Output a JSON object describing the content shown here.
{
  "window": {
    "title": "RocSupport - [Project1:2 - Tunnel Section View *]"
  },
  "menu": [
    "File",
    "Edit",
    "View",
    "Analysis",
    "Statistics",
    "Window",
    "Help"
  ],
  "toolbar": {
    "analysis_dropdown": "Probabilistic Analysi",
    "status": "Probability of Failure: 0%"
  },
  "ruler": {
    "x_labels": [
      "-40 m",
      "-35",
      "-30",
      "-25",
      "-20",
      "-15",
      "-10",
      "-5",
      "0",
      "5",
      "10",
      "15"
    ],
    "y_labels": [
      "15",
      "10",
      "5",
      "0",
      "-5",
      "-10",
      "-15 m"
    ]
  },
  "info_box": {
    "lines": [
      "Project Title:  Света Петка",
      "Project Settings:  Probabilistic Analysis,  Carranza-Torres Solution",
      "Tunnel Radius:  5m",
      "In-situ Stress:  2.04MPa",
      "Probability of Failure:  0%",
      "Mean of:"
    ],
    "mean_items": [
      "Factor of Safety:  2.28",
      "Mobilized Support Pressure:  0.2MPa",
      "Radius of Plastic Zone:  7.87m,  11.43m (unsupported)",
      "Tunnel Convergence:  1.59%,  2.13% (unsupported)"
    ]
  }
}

* * * * * * *

▶ **TO BE DONE**: Extract each record, keeping it identical to the original.

▶ **FULL RESPONSE**:
Output a JSON object describing the content shown here.
{
  "window": {
    "title": "RocSupport - [Project1:2 - Tunnel Section View *]"
  },
  "menu": [
    "File",
    "Edit",
    "View",
    "Analysis",
    "Statistics",
    "Window",
    "Help"
  ],
  "toolbar": {
    "analysis_dropdown": "Probabilistic Analysi",
    "status": "Probability of Failure: 0%"
  },
  "ruler": {
    "x_labels": [
      "-40 m",
      "-35",
      "-30",
      "-25",
      "-20",
      "-15",
      "-10",
      "-5",
      "0",
      "5",
      "10",
      "15"
    ],
    "y_labels": [
      "15",
      "10",
      "5",
      "0",
      "-5",
      "-10",
      "-15 m"
    ]
  },
  "info_box": {
    "lines": [
      "Project Title:  Света Петка",
      "Project Settings:  Probabilistic Analysis,  Carranza-Torres Solution",
      "Tunnel Radius:  5m",
      "In-situ Stress:  2.04MPa",
      "Probability of Failure:  0%",
      "Mean of:"
    ],
    "mean_items": [
      "Factor of Safety:  2.28",
      "Mobilized Support Pressure:  0.2MPa",
      "Radius of Plastic Zone:  7.87m,  11.43m (unsupported)",
      "Tunnel Convergence:  1.59%,  2.13% (unsupported)"
    ]
  }
}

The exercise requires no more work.